##### Supplied information #####

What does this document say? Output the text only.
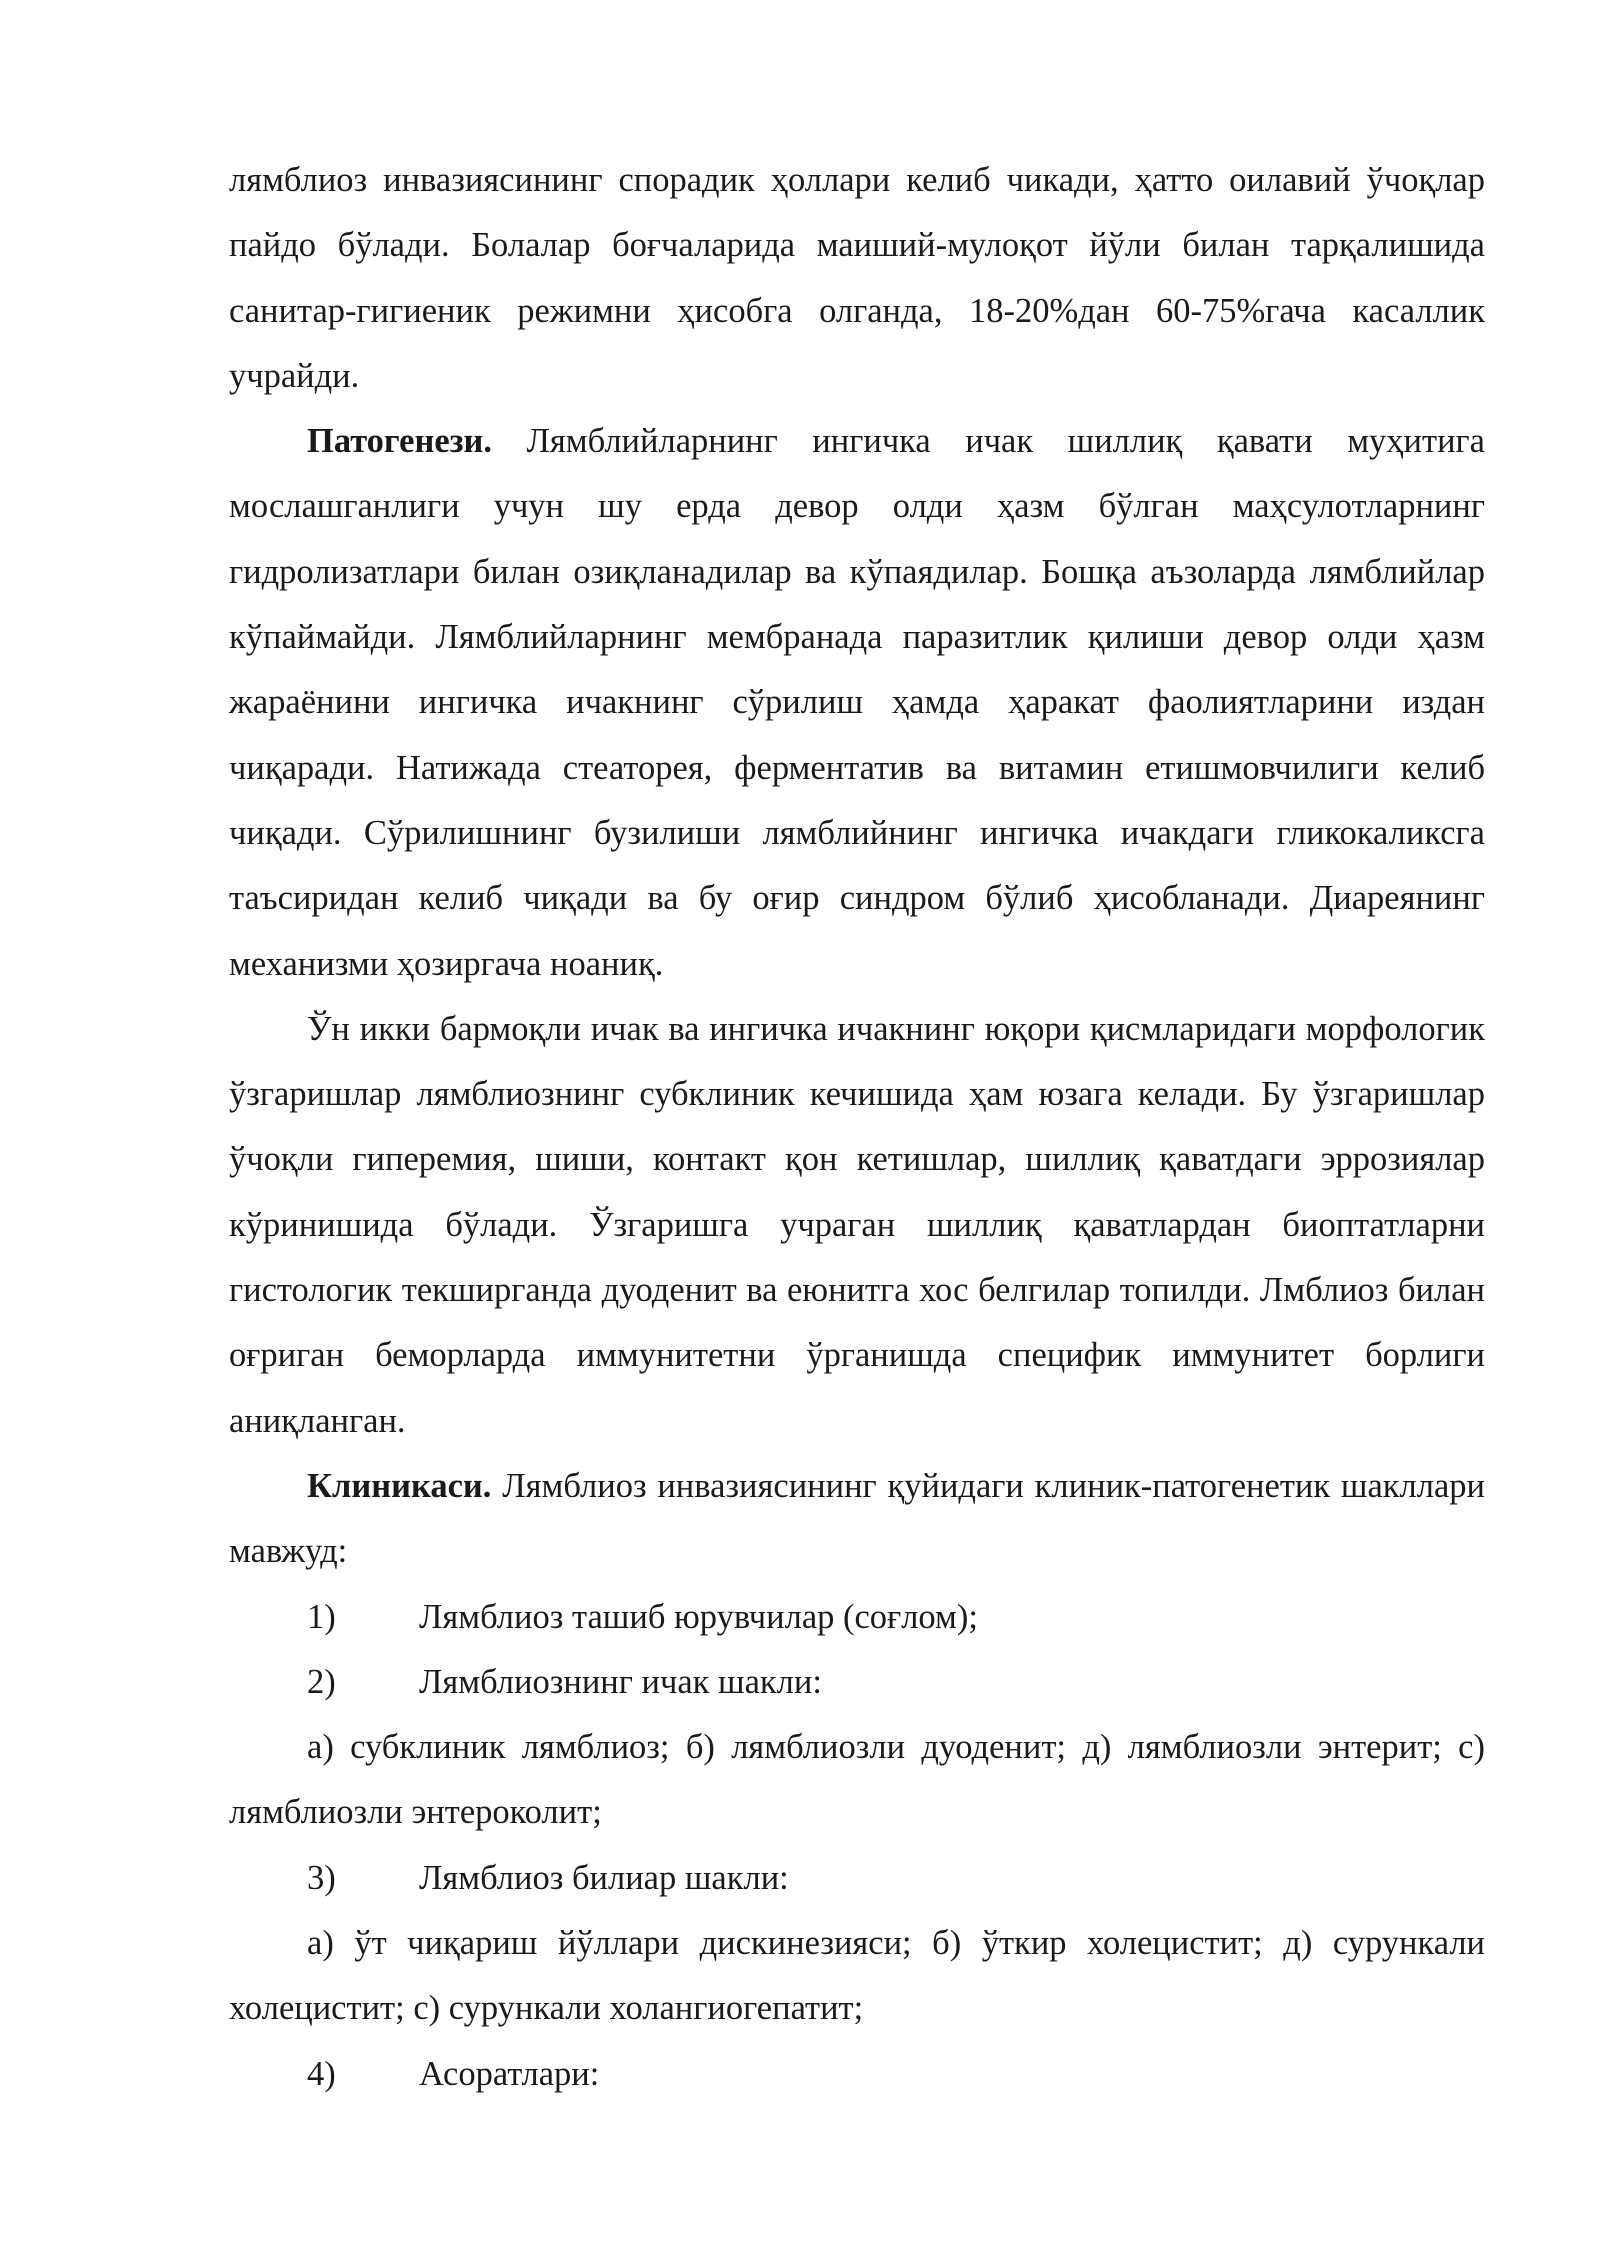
лямблиоз инвазиясининг спорадик ҳоллари келиб чикади, ҳатто оилавий ўчоқлар пайдо бўлади. Болалар боғчаларида маиший-мулоқот йўли билан тарқалишида санитар-гигиеник режимни ҳисобга олганда, 18-20%дан 60-75%гача касаллик учрайди.

Патогенези. Лямблийларнинг ингичка ичак шиллиқ қавати муҳитига мослашганлиги учун шу ерда девор олди ҳазм бўлган маҳсулотларнинг гидролизатлари билан озиқланадилар ва кўпаядилар. Бошқа аъзоларда лямблийлар кўпаймайди. Лямблийларнинг мембранада паразитлик қилиши девор олди ҳазм жараёнини ингичка ичакнинг сўрилиш ҳамда ҳаракат фаолиятларини издан чиқаради. Натижада стеаторея, ферментатив ва витамин етишмовчилиги келиб чиқади. Сўрилишнинг бузилиши лямблийнинг ингичка ичакдаги гликокаликсга таъсиридан келиб чиқади ва бу оғир синдром бўлиб ҳисобланади. Диареянинг механизми ҳозиргача ноаниқ.

Ўн икки бармоқли ичак ва ингичка ичакнинг юқори қисмларидаги морфологик ўзгаришлар лямблиознинг субклиник кечишида ҳам юзага келади. Бу ўзгаришлар ўчоқли гиперемия, шиши, контакт қон кетишлар, шиллиқ қаватдаги эррозиялар кўринишида бўлади. Ўзгаришга учраган шиллиқ қаватлардан биоптатларни гистологик текширганда дуоденит ва еюнитга хос белгилар топилди. Лмблиоз билан оғриган беморларда иммунитетни ўрганишда специфик иммунитет борлиги аниқланган.

Клиникаси. Лямблиоз инвазиясининг қуйидаги клиник-патогенетик шакллари мавжуд:

1)	Лямблиоз ташиб юрувчилар (соғлом);
2)	Лямблиознинг ичак шакли:

а) субклиник лямблиоз; б) лямблиозли дуоденит; д) лямблиозли энтерит; с) лямблиозли энтероколит;

3)	Лямблиоз билиар шакли:

а) ўт чиқариш йўллари дискинезияси; б) ўткир холецистит; д) сурункали холецистит; с) сурункали холангиогепатит;

4)	Асоратлари:
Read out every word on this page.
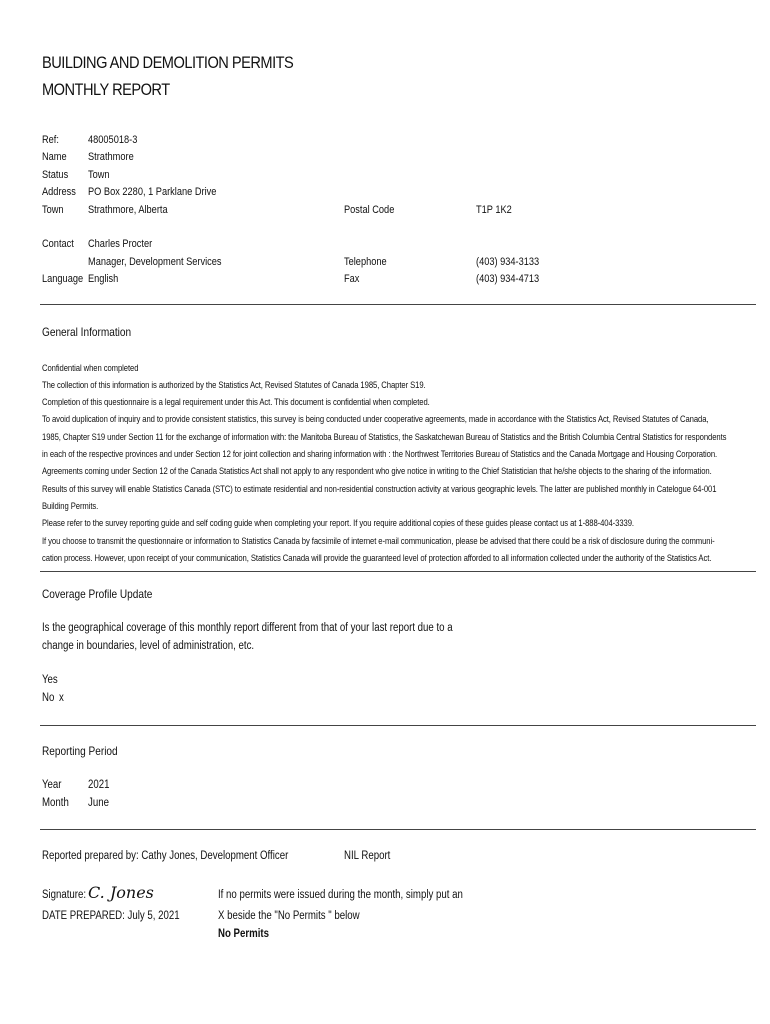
BUILDING AND DEMOLITION PERMITS
MONTHLY REPORT
Ref:	48005018-3
Name Strathmore
Status Town
Address PO Box 2280, 1 Parklane Drive
Town Strathmore, Alberta	Postal Code	T1P 1K2
Contact Charles Procter
Manager, Development Services	Telephone	(403) 934-3133
Language English	Fax	(403) 934-4713
General Information
Confidential when completed
The collection of this information is authorized by the Statistics Act, Revised Statutes of Canada 1985, Chapter S19.
Completion of this questionnaire is a legal requirement under this Act. This document is confidential when completed.
To avoid duplication of inquiry and to provide consistent statistics, this survey is being conducted under cooperative agreements, made in accordance with the Statistics Act, Revised Statutes of Canada,
1985, Chapter S19 under Section 11 for the exchange of information with: the Manitoba Bureau of Statistics, the Saskatchewan Bureau of Statistics and the British Columbia Central Statistics for respondents
in each of the respective provinces and under Section 12 for joint collection and sharing information with : the Northwest Territories Bureau of Statistics and the Canada Mortgage and Housing Corporation.
Agreements coming under Section 12 of the Canada Statistics Act shall not apply to any respondent who give notice in writing to the Chief Statistician that he/she objects to the sharing of the information.
Results of this survey will enable Statistics Canada (STC) to estimate residential and non-residential construction activity at various geographic levels. The latter are published monthly in Catelogue 64-001
Building Permits.
Please refer to the survey reporting guide and self coding guide when completing your report. If you require additional copies of these guides please contact us at 1-888-404-3339.
If you choose to transmit the questionnaire or information to Statistics Canada by facsimile of internet e-mail communication, please be advised that there could be a risk of disclosure during the communi-
cation process. However, upon receipt of your communication, Statistics Canada will provide the guaranteed level of protection afforded to all information collected under the authority of the Statistics Act.
Coverage Profile Update
Is the geographical coverage of this monthly report different from that of your last report due to a
change in boundaries, level of administration, etc.
Yes
No x
Reporting Period
Year 2021
Month June
Reported prepared by: Cathy Jones, Development Officer	NIL Report
Signature: C. Jones	If no permits were issued during the month, simply put an
DATE PREPARED: July 5, 2021	X beside the "No Permits " below
No Permits
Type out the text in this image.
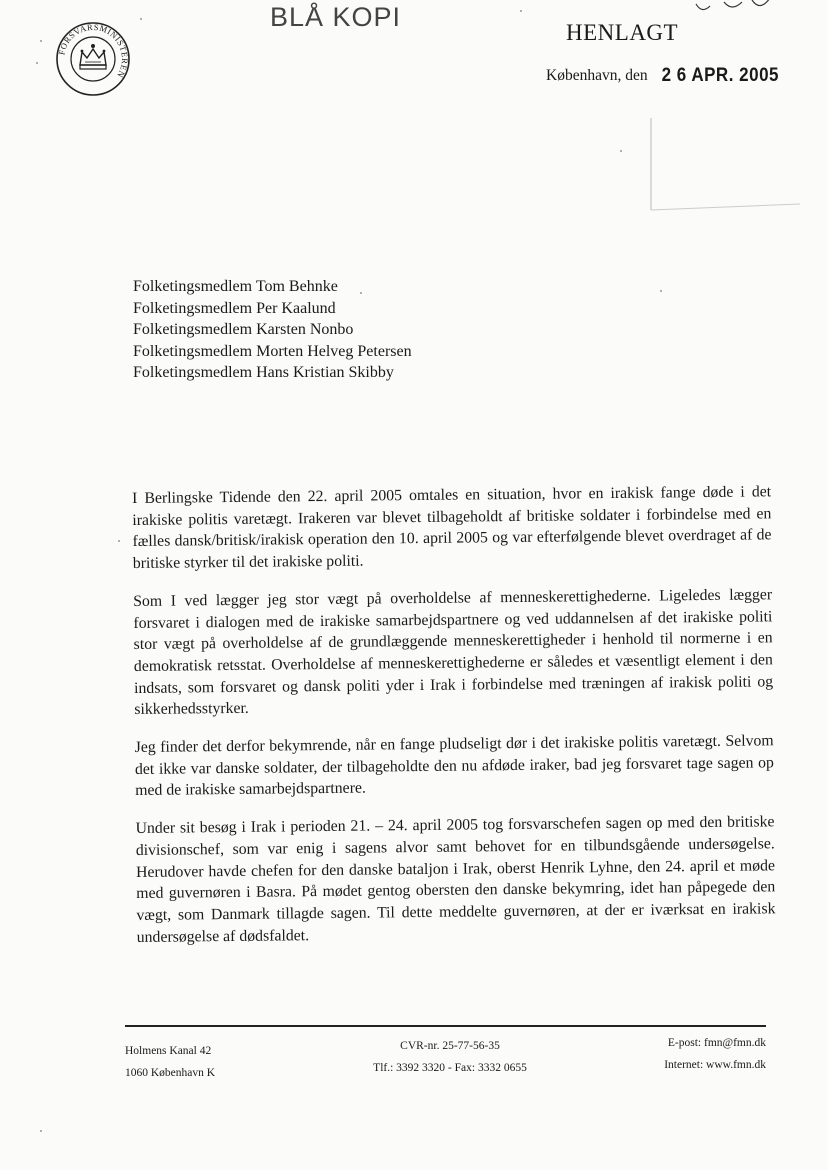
FORSVARSMINISTEREN
BLÅ KOPI
HENLAGT
København, den 2 6 APR. 2005
Folketingsmedlem Tom Behnke
Folketingsmedlem Per Kaalund
Folketingsmedlem Karsten Nonbo
Folketingsmedlem Morten Helveg Petersen
Folketingsmedlem Hans Kristian Skibby

I Berlingske Tidende den 22. april 2005 omtales en situation, hvor en irakisk fange døde i det irakiske politis varetægt. Irakeren var blevet tilbageholdt af britiske soldater i forbindelse med en fælles dansk/britisk/irakisk operation den 10. april 2005 og var efterfølgende blevet overdraget af de britiske styrker til det irakiske politi.

Som I ved lægger jeg stor vægt på overholdelse af menneskerettighederne. Ligeledes lægger forsvaret i dialogen med de irakiske samarbejdspartnere og ved uddannelsen af det irakiske politi stor vægt på overholdelse af de grundlæggende menneskerettigheder i henhold til normerne i en demokratisk retsstat. Overholdelse af menneskerettighederne er således et væsentligt element i den indsats, som forsvaret og dansk politi yder i Irak i forbindelse med træningen af irakisk politi og sikkerhedsstyrker.

Jeg finder det derfor bekymrende, når en fange pludseligt dør i det irakiske politis varetægt. Selvom det ikke var danske soldater, der tilbageholdte den nu afdøde iraker, bad jeg forsvaret tage sagen op med de irakiske samarbejdspartnere.

Under sit besøg i Irak i perioden 21. – 24. april 2005 tog forsvarschefen sagen op med den britiske divisionschef, som var enig i sagens alvor samt behovet for en tilbundsgående undersøgelse. Herudover havde chefen for den danske bataljon i Irak, oberst Henrik Lyhne, den 24. april et møde med guvernøren i Basra. På mødet gentog obersten den danske bekymring, idet han påpegede den vægt, som Danmark tillagde sagen. Til dette meddelte guvernøren, at der er iværksat en irakisk undersøgelse af dødsfaldet.

Holmens Kanal 42
1060 København K
CVR-nr. 25-77-56-35
Tlf.: 3392 3320 - Fax: 3332 0655
E-post: fmn@fmn.dk
Internet: www.fmn.dk
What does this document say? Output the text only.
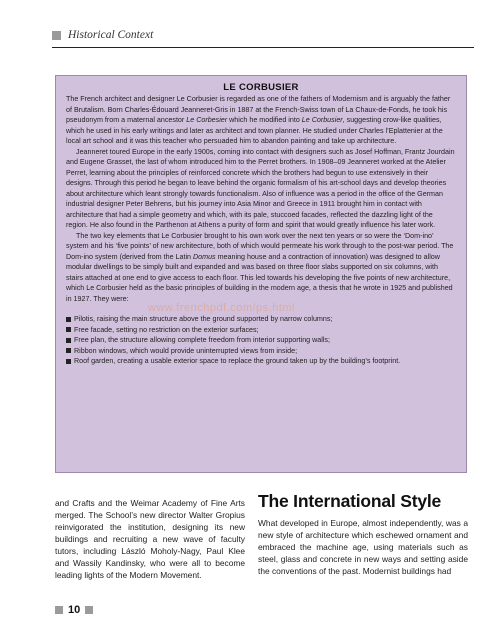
Historical Context
LE CORBUSIER

The French architect and designer Le Corbusier is regarded as one of the fathers of Modernism and is arguably the father of Brutalism. Born Charles-Édouard Jeanneret-Gris in 1887 at the French-Swiss town of La Chaux-de-Fonds, he took his pseudonym from a maternal ancestor Le Corbesier which he modified into Le Corbusier, suggesting crow-like qualities, which he used in his early writings and later as architect and town planner. He studied under Charles l’Eplattenier at the local art school and it was this teacher who persuaded him to abandon painting and take up architecture.

Jeanneret toured Europe in the early 1900s, coming into contact with designers such as Josef Hoffman, Frantz Jourdain and Eugene Grasset, the last of whom introduced him to the Perret brothers. In 1908–09 Jeanneret worked at the Atelier Perret, learning about the principles of reinforced concrete which the brothers had begun to use extensively in their designs. Through this period he began to leave behind the organic formalism of his art-school days and develop theories about architecture which leant strongly towards functionalism. Also of influence was a period in the office of the German industrial designer Peter Behrens, but his journey into Asia Minor and Greece in 1911 brought him in contact with architecture that had a simple geometry and which, with its pale, stuccoed facades, reflected the dazzling light of the region. He also found in the Parthenon at Athens a purity of form and spirit that would greatly influence his later work.

The two key elements that Le Corbusier brought to his own work over the next ten years or so were the ‘Dom-ino’ system and his ‘five points’ of new architecture, both of which would permeate his work through to the post-war period. The Dom-ino system (derived from the Latin Domus meaning house and a contraction of innovation) was designed to allow modular dwellings to be simply built and expanded and was based on three floor slabs supported on six columns, with stairs attached at one end to give access to each floor. This led towards his developing the five points of new architecture, which Le Corbusier held as the basic principles of building in the modern age, a thesis that he wrote in 1925 and published in 1927. They were:

Pilotis, raising the main structure above the ground supported by narrow columns;
Free facade, setting no restriction on the exterior surfaces;
Free plan, the structure allowing complete freedom from interior supporting walls;
Ribbon windows, which would provide uninterrupted views from inside;
Roof garden, creating a usable exterior space to replace the ground taken up by the building’s footprint.
www.frenchpdf.com/ps.html
and Crafts and the Weimar Academy of Fine Arts merged. The School’s new director Walter Gropius reinvigorated the institution, designing its new buildings and recruiting a new wave of faculty tutors, including László Moholy-Nagy, Paul Klee and Wassily Kandinsky, who were all to become leading lights of the Modern Movement.
The International Style

What developed in Europe, almost independently, was a new style of architecture which eschewed ornament and embraced the machine age, using materials such as steel, glass and concrete in new ways and setting aside the conventions of the past. Modernist buildings had

10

#####

**The exercise**
Copy each line above containing the string "субклиник".

**Solution for this task**
Ўн икки бармоқли ичак ва ингичка ичакнинг юқори қисмларидаги морфологик ўзгаришлар лямблиознинг субклиник кечишида ҳам юзага келади. Бу ўзгаришлар ўчоқли гиперемия, шиши, контакт қон кетишлар, шиллиқ қаватдаги эррозиялар кўринишида бўлади. Ўзгаришга учраган шиллиқ қаватлардан биоптатларни гистологик текширганда дуоденит ва еюнитга хос белгилар топилди. Лмблиоз билан оғриган беморларда иммунитетни ўрганишда специфик иммунитет борлиги аниқланган.
а) субклиник лямблиоз; б) лямблиозли дуоденит; д) лямблиозли энтерит; с) лямблиозли энтероколит;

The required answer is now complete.